■ Given request ■
Copy the data below exactly, omitting any picture it contains.

Stored data
------------------------------------------------------------------------

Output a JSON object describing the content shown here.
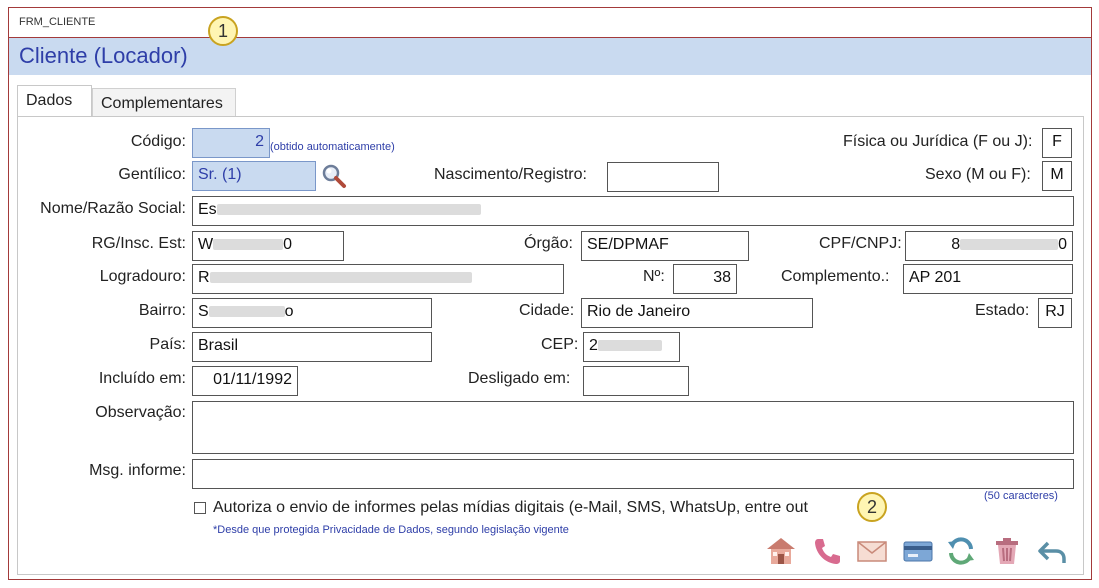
{
  "window": {
    "object_name": "FRM_CLIENTE",
    "title": "Cliente (Locador)"
  },
  "callouts": [
    "1",
    "2"
  ],
  "tabs": [
    {
      "label": "Dados",
      "active": true
    },
    {
      "label": "Complementares",
      "active": false
    }
  ],
  "fields": {
    "codigo": {
      "label": "Código:",
      "value": "2",
      "hint": "(obtido automaticamente)"
    },
    "tipo_pessoa": {
      "label": "Física ou Jurídica (F ou J):",
      "value": "F"
    },
    "gentilico": {
      "label": "Gentílico:",
      "value": "Sr. (1)"
    },
    "nascimento": {
      "label": "Nascimento/Registro:",
      "value": ""
    },
    "sexo": {
      "label": "Sexo (M ou F):",
      "value": "M"
    },
    "nome": {
      "label": "Nome/Razão Social:",
      "value": "Es"
    },
    "rg": {
      "label": "RG/Insc. Est:",
      "value_start": "W",
      "value_end": "0"
    },
    "orgao": {
      "label": "Órgão:",
      "value": "SE/DPMAF"
    },
    "cpf": {
      "label": "CPF/CNPJ:",
      "value_start": "8",
      "value_end": "0"
    },
    "logradouro": {
      "label": "Logradouro:",
      "value": "R"
    },
    "numero": {
      "label": "Nº:",
      "value": "38"
    },
    "complemento": {
      "label": "Complemento.:",
      "value": "AP 201"
    },
    "bairro": {
      "label": "Bairro:",
      "value_start": "S",
      "value_end": "o"
    },
    "cidade": {
      "label": "Cidade:",
      "value": "Rio de Janeiro"
    },
    "estado": {
      "label": "Estado:",
      "value": "RJ"
    },
    "pais": {
      "label": "País:",
      "value": "Brasil"
    },
    "cep": {
      "label": "CEP:",
      "value": "2"
    },
    "incluido": {
      "label": "Incluído em:",
      "value": "01/11/1992"
    },
    "desligado": {
      "label": "Desligado em:",
      "value": ""
    },
    "observacao": {
      "label": "Observação:",
      "value": ""
    },
    "msg_informe": {
      "label": "Msg. informe:",
      "value": "",
      "hint": "(50 caracteres)"
    }
  },
  "consent": {
    "label": "Autoriza o envio de informes pelas mídias digitais (e-Mail, SMS, WhatsUp, entre out",
    "checked": false,
    "note": "*Desde que protegida Privacidade de Dados, segundo legislação vigente"
  },
  "toolbar_icons": [
    "house-icon",
    "phone-icon",
    "envelope-icon",
    "card-icon",
    "refresh-icon",
    "trash-icon",
    "undo-arrow-icon"
  ]
}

------------------------------------------------------------------------

■ Response ■
Output a JSON object describing the content shown here.
{
  "window": {
    "object_name": "FRM_CLIENTE",
    "title": "Cliente (Locador)"
  },
  "callouts": [
    "1",
    "2"
  ],
  "tabs": [
    {
      "label": "Dados",
      "active": true
    },
    {
      "label": "Complementares",
      "active": false
    }
  ],
  "fields": {
    "codigo": {
      "label": "Código:",
      "value": "2",
      "hint": "(obtido automaticamente)"
    },
    "tipo_pessoa": {
      "label": "Física ou Jurídica (F ou J):",
      "value": "F"
    },
    "gentilico": {
      "label": "Gentílico:",
      "value": "Sr. (1)"
    },
    "nascimento": {
      "label": "Nascimento/Registro:",
      "value": ""
    },
    "sexo": {
      "label": "Sexo (M ou F):",
      "value": "M"
    },
    "nome": {
      "label": "Nome/Razão Social:",
      "value": "Es"
    },
    "rg": {
      "label": "RG/Insc. Est:",
      "value_start": "W",
      "value_end": "0"
    },
    "orgao": {
      "label": "Órgão:",
      "value": "SE/DPMAF"
    },
    "cpf": {
      "label": "CPF/CNPJ:",
      "value_start": "8",
      "value_end": "0"
    },
    "logradouro": {
      "label": "Logradouro:",
      "value": "R"
    },
    "numero": {
      "label": "Nº:",
      "value": "38"
    },
    "complemento": {
      "label": "Complemento.:",
      "value": "AP 201"
    },
    "bairro": {
      "label": "Bairro:",
      "value_start": "S",
      "value_end": "o"
    },
    "cidade": {
      "label": "Cidade:",
      "value": "Rio de Janeiro"
    },
    "estado": {
      "label": "Estado:",
      "value": "RJ"
    },
    "pais": {
      "label": "País:",
      "value": "Brasil"
    },
    "cep": {
      "label": "CEP:",
      "value": "2"
    },
    "incluido": {
      "label": "Incluído em:",
      "value": "01/11/1992"
    },
    "desligado": {
      "label": "Desligado em:",
      "value": ""
    },
    "observacao": {
      "label": "Observação:",
      "value": ""
    },
    "msg_informe": {
      "label": "Msg. informe:",
      "value": "",
      "hint": "(50 caracteres)"
    }
  },
  "consent": {
    "label": "Autoriza o envio de informes pelas mídias digitais (e-Mail, SMS, WhatsUp, entre out",
    "checked": false,
    "note": "*Desde que protegida Privacidade de Dados, segundo legislação vigente"
  },
  "toolbar_icons": [
    "house-icon",
    "phone-icon",
    "envelope-icon",
    "card-icon",
    "refresh-icon",
    "trash-icon",
    "undo-arrow-icon"
  ]
}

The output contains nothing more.